— start RECORD EXTRACTS —
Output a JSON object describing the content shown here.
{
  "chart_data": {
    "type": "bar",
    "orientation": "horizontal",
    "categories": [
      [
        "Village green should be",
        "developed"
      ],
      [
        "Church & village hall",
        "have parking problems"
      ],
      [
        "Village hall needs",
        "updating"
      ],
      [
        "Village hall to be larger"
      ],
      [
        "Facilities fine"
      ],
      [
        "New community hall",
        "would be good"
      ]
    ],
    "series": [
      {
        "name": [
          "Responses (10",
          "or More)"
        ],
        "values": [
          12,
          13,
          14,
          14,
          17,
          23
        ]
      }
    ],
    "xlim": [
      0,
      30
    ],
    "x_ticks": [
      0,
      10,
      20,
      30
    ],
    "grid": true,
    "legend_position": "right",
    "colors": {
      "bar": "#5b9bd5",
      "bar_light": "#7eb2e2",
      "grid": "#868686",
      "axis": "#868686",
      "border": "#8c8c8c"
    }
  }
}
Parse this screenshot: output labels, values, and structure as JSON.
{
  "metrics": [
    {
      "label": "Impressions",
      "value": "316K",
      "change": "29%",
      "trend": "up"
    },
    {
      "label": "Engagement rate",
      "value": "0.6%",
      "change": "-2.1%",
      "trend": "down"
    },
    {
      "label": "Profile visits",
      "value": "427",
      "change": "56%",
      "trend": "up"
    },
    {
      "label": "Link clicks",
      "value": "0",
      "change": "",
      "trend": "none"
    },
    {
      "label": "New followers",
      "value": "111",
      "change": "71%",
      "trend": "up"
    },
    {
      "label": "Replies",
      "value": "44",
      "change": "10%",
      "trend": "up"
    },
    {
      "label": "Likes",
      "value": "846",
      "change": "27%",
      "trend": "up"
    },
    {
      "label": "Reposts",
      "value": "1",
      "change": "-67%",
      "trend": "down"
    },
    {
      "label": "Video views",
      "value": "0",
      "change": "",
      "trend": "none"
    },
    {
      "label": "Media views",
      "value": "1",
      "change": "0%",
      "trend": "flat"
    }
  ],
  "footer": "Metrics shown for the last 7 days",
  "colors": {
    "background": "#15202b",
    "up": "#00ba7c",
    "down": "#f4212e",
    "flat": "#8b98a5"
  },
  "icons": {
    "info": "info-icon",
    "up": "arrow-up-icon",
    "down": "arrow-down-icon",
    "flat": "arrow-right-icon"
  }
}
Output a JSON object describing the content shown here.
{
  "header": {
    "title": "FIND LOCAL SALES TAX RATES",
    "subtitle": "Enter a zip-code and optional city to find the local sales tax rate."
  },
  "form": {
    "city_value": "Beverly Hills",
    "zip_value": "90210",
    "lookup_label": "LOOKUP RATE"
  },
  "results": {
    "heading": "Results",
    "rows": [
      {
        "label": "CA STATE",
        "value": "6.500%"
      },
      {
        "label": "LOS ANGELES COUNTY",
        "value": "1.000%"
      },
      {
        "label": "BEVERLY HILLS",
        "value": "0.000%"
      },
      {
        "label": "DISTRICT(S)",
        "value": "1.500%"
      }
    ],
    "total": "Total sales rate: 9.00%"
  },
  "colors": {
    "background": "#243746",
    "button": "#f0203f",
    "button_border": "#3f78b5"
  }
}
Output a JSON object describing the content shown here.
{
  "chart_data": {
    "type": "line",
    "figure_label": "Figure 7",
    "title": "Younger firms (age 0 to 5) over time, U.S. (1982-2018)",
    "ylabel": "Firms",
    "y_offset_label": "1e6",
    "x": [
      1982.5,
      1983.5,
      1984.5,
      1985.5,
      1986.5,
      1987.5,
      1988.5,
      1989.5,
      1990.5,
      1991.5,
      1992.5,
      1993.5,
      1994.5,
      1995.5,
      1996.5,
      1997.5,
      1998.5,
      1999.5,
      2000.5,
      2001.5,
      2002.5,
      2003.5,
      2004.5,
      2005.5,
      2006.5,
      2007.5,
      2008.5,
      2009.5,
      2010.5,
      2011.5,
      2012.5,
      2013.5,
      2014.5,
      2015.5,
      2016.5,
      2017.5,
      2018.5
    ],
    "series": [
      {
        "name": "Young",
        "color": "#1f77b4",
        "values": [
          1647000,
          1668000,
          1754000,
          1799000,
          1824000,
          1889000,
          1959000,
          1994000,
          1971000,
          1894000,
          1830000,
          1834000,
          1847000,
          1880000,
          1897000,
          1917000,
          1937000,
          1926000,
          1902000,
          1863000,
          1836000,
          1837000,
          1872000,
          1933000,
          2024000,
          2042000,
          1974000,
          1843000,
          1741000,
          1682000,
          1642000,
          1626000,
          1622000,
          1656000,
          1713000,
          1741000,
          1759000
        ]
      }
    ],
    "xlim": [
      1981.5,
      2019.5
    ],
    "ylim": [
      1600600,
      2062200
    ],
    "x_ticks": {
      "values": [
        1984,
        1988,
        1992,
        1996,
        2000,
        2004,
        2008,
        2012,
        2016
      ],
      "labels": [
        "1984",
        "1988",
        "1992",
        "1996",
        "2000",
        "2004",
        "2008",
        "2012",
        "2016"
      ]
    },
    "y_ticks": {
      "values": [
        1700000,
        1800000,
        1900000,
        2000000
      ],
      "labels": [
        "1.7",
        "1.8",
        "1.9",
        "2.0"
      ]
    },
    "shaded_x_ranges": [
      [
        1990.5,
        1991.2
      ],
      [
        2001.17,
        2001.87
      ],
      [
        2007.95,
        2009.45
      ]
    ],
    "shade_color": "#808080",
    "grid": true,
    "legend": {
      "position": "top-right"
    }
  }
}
— end RECORD EXTRACTS —
■ **EXERCISE AIM**: All of the lines above must be returned exactly.

■ **ANSWER IN FULL**:
Output a JSON object describing the content shown here.
{
  "chart_data": {
    "type": "bar",
    "orientation": "horizontal",
    "categories": [
      [
        "Village green should be",
        "developed"
      ],
      [
        "Church & village hall",
        "have parking problems"
      ],
      [
        "Village hall needs",
        "updating"
      ],
      [
        "Village hall to be larger"
      ],
      [
        "Facilities fine"
      ],
      [
        "New community hall",
        "would be good"
      ]
    ],
    "series": [
      {
        "name": [
          "Responses (10",
          "or More)"
        ],
        "values": [
          12,
          13,
          14,
          14,
          17,
          23
        ]
      }
    ],
    "xlim": [
      0,
      30
    ],
    "x_ticks": [
      0,
      10,
      20,
      30
    ],
    "grid": true,
    "legend_position": "right",
    "colors": {
      "bar": "#5b9bd5",
      "bar_light": "#7eb2e2",
      "grid": "#868686",
      "axis": "#868686",
      "border": "#8c8c8c"
    }
  }
}
Parse this screenshot: output labels, values, and structure as JSON.
{
  "metrics": [
    {
      "label": "Impressions",
      "value": "316K",
      "change": "29%",
      "trend": "up"
    },
    {
      "label": "Engagement rate",
      "value": "0.6%",
      "change": "-2.1%",
      "trend": "down"
    },
    {
      "label": "Profile visits",
      "value": "427",
      "change": "56%",
      "trend": "up"
    },
    {
      "label": "Link clicks",
      "value": "0",
      "change": "",
      "trend": "none"
    },
    {
      "label": "New followers",
      "value": "111",
      "change": "71%",
      "trend": "up"
    },
    {
      "label": "Replies",
      "value": "44",
      "change": "10%",
      "trend": "up"
    },
    {
      "label": "Likes",
      "value": "846",
      "change": "27%",
      "trend": "up"
    },
    {
      "label": "Reposts",
      "value": "1",
      "change": "-67%",
      "trend": "down"
    },
    {
      "label": "Video views",
      "value": "0",
      "change": "",
      "trend": "none"
    },
    {
      "label": "Media views",
      "value": "1",
      "change": "0%",
      "trend": "flat"
    }
  ],
  "footer": "Metrics shown for the last 7 days",
  "colors": {
    "background": "#15202b",
    "up": "#00ba7c",
    "down": "#f4212e",
    "flat": "#8b98a5"
  },
  "icons": {
    "info": "info-icon",
    "up": "arrow-up-icon",
    "down": "arrow-down-icon",
    "flat": "arrow-right-icon"
  }
}
Output a JSON object describing the content shown here.
{
  "header": {
    "title": "FIND LOCAL SALES TAX RATES",
    "subtitle": "Enter a zip-code and optional city to find the local sales tax rate."
  },
  "form": {
    "city_value": "Beverly Hills",
    "zip_value": "90210",
    "lookup_label": "LOOKUP RATE"
  },
  "results": {
    "heading": "Results",
    "rows": [
      {
        "label": "CA STATE",
        "value": "6.500%"
      },
      {
        "label": "LOS ANGELES COUNTY",
        "value": "1.000%"
      },
      {
        "label": "BEVERLY HILLS",
        "value": "0.000%"
      },
      {
        "label": "DISTRICT(S)",
        "value": "1.500%"
      }
    ],
    "total": "Total sales rate: 9.00%"
  },
  "colors": {
    "background": "#243746",
    "button": "#f0203f",
    "button_border": "#3f78b5"
  }
}
Output a JSON object describing the content shown here.
{
  "chart_data": {
    "type": "line",
    "figure_label": "Figure 7",
    "title": "Younger firms (age 0 to 5) over time, U.S. (1982-2018)",
    "ylabel": "Firms",
    "y_offset_label": "1e6",
    "x": [
      1982.5,
      1983.5,
      1984.5,
      1985.5,
      1986.5,
      1987.5,
      1988.5,
      1989.5,
      1990.5,
      1991.5,
      1992.5,
      1993.5,
      1994.5,
      1995.5,
      1996.5,
      1997.5,
      1998.5,
      1999.5,
      2000.5,
      2001.5,
      2002.5,
      2003.5,
      2004.5,
      2005.5,
      2006.5,
      2007.5,
      2008.5,
      2009.5,
      2010.5,
      2011.5,
      2012.5,
      2013.5,
      2014.5,
      2015.5,
      2016.5,
      2017.5,
      2018.5
    ],
    "series": [
      {
        "name": "Young",
        "color": "#1f77b4",
        "values": [
          1647000,
          1668000,
          1754000,
          1799000,
          1824000,
          1889000,
          1959000,
          1994000,
          1971000,
          1894000,
          1830000,
          1834000,
          1847000,
          1880000,
          1897000,
          1917000,
          1937000,
          1926000,
          1902000,
          1863000,
          1836000,
          1837000,
          1872000,
          1933000,
          2024000,
          2042000,
          1974000,
          1843000,
          1741000,
          1682000,
          1642000,
          1626000,
          1622000,
          1656000,
          1713000,
          1741000,
          1759000
        ]
      }
    ],
    "xlim": [
      1981.5,
      2019.5
    ],
    "ylim": [
      1600600,
      2062200
    ],
    "x_ticks": {
      "values": [
        1984,
        1988,
        1992,
        1996,
        2000,
        2004,
        2008,
        2012,
        2016
      ],
      "labels": [
        "1984",
        "1988",
        "1992",
        "1996",
        "2000",
        "2004",
        "2008",
        "2012",
        "2016"
      ]
    },
    "y_ticks": {
      "values": [
        1700000,
        1800000,
        1900000,
        2000000
      ],
      "labels": [
        "1.7",
        "1.8",
        "1.9",
        "2.0"
      ]
    },
    "shaded_x_ranges": [
      [
        1990.5,
        1991.2
      ],
      [
        2001.17,
        2001.87
      ],
      [
        2007.95,
        2009.45
      ]
    ],
    "shade_color": "#808080",
    "grid": true,
    "legend": {
      "position": "top-right"
    }
  }
}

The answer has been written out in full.